** Start Data listing **

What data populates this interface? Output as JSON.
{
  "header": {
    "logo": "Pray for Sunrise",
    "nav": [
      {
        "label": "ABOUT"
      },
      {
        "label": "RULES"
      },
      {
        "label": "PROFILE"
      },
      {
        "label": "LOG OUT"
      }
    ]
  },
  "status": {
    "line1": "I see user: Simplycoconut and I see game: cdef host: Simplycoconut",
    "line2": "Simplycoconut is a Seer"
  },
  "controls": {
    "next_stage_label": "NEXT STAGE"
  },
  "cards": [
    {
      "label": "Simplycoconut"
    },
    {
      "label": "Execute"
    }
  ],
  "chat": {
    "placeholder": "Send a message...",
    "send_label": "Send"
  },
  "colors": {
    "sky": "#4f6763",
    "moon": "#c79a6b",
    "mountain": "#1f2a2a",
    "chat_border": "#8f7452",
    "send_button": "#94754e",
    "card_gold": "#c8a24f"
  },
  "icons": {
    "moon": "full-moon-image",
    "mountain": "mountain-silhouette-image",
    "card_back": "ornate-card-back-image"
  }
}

** End Data listing **

* **What needs to be done**:
Pull out the lines above in which the word "Simplycoconut" appears.

* **In response**:
    "line1": "I see user: Simplycoconut and I see game: cdef host: Simplycoconut",
    "line2": "Simplycoconut is a Seer"
      "label": "Simplycoconut"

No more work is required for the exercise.